Retyping should cover only the lines from the one containing "Serialize everything readable" through the final line of the records, with pictures omitted.
-- start of Records for the task --
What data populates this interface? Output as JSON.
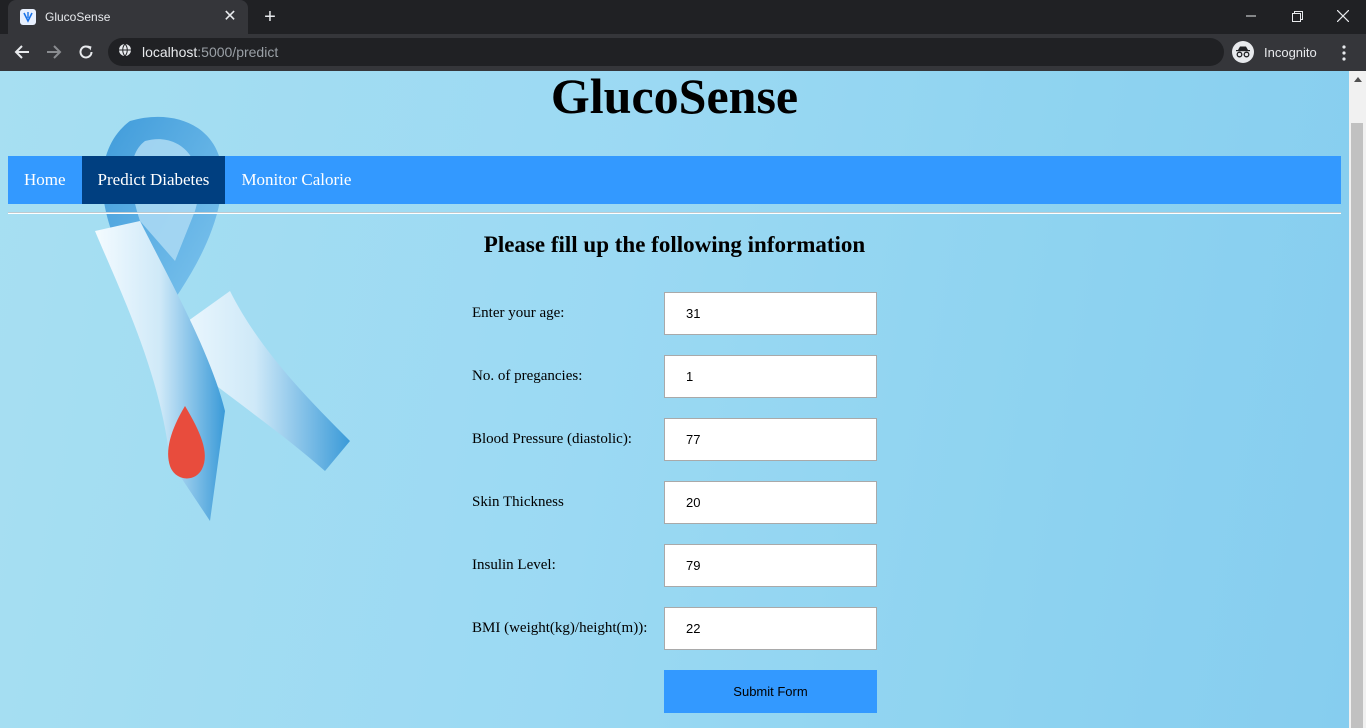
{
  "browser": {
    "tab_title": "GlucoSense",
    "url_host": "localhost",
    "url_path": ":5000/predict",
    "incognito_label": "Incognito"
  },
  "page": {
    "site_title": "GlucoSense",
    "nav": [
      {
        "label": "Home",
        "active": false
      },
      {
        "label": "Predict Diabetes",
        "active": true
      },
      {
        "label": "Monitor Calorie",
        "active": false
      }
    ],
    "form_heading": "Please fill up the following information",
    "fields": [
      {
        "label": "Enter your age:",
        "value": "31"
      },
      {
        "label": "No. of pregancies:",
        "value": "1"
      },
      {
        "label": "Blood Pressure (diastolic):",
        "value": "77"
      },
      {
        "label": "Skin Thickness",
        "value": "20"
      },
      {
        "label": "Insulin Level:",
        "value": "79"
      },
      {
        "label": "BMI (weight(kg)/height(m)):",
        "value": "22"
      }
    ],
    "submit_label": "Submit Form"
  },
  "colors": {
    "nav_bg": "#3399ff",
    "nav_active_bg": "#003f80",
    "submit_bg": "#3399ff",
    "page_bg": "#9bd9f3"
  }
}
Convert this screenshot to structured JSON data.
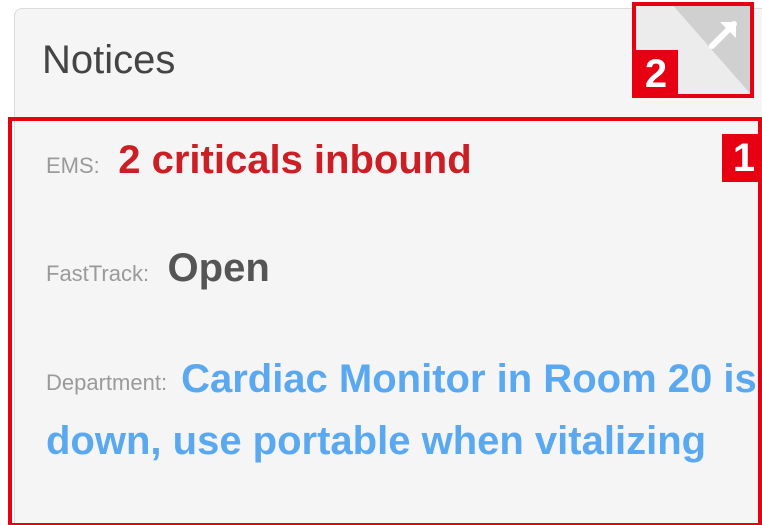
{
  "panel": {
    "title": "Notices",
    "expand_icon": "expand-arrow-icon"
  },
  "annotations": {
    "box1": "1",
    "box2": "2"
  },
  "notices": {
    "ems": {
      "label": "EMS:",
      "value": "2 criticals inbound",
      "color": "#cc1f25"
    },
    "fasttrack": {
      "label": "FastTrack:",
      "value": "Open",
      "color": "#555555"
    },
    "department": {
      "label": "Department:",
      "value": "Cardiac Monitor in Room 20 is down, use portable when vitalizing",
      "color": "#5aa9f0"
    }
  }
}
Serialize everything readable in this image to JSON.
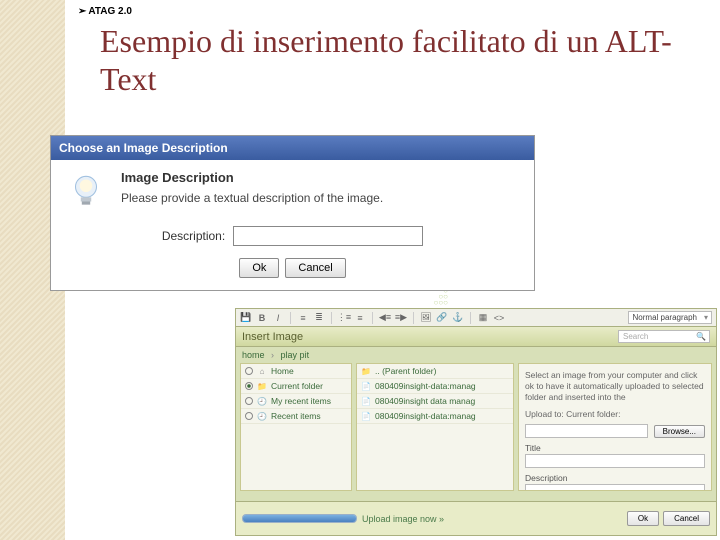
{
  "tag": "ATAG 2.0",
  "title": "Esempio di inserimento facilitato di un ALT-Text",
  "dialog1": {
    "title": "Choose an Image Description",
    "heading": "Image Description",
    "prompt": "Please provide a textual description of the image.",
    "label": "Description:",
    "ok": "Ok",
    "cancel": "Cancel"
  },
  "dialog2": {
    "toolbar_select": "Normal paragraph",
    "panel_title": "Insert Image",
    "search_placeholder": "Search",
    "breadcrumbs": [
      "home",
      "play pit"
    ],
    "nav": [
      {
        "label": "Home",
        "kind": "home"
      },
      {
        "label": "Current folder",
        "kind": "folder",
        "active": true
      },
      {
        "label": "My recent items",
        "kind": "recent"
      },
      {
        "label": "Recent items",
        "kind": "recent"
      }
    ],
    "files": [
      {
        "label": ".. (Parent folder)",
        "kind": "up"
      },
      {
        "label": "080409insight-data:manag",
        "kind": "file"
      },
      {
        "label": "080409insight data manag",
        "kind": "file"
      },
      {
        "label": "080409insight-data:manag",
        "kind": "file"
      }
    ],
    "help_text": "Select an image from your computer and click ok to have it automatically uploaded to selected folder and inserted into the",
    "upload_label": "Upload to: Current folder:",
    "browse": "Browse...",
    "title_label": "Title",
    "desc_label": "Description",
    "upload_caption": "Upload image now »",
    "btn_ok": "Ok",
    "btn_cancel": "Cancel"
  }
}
-- end of Records for the task --
Task solution
Serialize everything readable in this image to JSON.
{
  "tag": "ATAG 2.0",
  "title": "Esempio di inserimento facilitato di un ALT-Text",
  "dialog1": {
    "title": "Choose an Image Description",
    "heading": "Image Description",
    "prompt": "Please provide a textual description of the image.",
    "label": "Description:",
    "ok": "Ok",
    "cancel": "Cancel"
  },
  "dialog2": {
    "toolbar_select": "Normal paragraph",
    "panel_title": "Insert Image",
    "search_placeholder": "Search",
    "breadcrumbs": [
      "home",
      "play pit"
    ],
    "nav": [
      {
        "label": "Home",
        "kind": "home"
      },
      {
        "label": "Current folder",
        "kind": "folder",
        "active": true
      },
      {
        "label": "My recent items",
        "kind": "recent"
      },
      {
        "label": "Recent items",
        "kind": "recent"
      }
    ],
    "files": [
      {
        "label": ".. (Parent folder)",
        "kind": "up"
      },
      {
        "label": "080409insight-data:manag",
        "kind": "file"
      },
      {
        "label": "080409insight data manag",
        "kind": "file"
      },
      {
        "label": "080409insight-data:manag",
        "kind": "file"
      }
    ],
    "help_text": "Select an image from your computer and click ok to have it automatically uploaded to selected folder and inserted into the",
    "upload_label": "Upload to: Current folder:",
    "browse": "Browse...",
    "title_label": "Title",
    "desc_label": "Description",
    "upload_caption": "Upload image now »",
    "btn_ok": "Ok",
    "btn_cancel": "Cancel"
  }
}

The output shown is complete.